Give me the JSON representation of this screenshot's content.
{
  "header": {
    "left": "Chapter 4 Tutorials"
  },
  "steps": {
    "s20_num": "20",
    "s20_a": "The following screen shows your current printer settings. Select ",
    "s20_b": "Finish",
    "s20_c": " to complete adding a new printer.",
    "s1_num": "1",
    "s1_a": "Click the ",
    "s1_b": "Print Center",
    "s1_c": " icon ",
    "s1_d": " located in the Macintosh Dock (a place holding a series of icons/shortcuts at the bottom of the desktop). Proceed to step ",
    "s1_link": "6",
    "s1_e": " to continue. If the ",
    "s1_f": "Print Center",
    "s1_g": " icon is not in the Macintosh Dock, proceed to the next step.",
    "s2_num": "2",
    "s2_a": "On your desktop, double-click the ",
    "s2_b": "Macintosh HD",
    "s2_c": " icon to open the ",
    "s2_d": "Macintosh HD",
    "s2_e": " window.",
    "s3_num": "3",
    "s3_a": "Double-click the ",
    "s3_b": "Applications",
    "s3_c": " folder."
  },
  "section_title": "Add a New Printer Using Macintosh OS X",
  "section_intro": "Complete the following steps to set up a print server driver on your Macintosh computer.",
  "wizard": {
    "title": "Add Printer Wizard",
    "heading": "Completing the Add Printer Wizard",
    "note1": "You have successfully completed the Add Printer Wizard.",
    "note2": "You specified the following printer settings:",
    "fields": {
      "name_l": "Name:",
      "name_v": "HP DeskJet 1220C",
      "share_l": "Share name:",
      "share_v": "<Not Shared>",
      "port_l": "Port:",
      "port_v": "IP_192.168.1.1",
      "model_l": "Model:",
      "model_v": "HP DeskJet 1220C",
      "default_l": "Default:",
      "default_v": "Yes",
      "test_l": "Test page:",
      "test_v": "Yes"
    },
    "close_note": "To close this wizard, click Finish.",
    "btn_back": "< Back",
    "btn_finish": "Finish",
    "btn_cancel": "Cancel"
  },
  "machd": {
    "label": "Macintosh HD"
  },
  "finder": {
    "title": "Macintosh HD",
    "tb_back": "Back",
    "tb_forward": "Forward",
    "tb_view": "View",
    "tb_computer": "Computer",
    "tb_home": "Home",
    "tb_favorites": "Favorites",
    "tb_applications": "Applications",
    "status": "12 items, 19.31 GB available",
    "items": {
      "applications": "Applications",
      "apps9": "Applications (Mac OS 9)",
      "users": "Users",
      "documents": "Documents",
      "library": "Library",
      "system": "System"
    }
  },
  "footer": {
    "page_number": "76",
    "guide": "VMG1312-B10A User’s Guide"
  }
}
==*==
In the listing above, locate each line with "desktop" and copy it.

    "s1_d": " located in the Macintosh Dock (a place holding a series of icons/shortcuts at the bottom of the desktop). Proceed to step ",
    "s2_a": "On your desktop, double-click the ",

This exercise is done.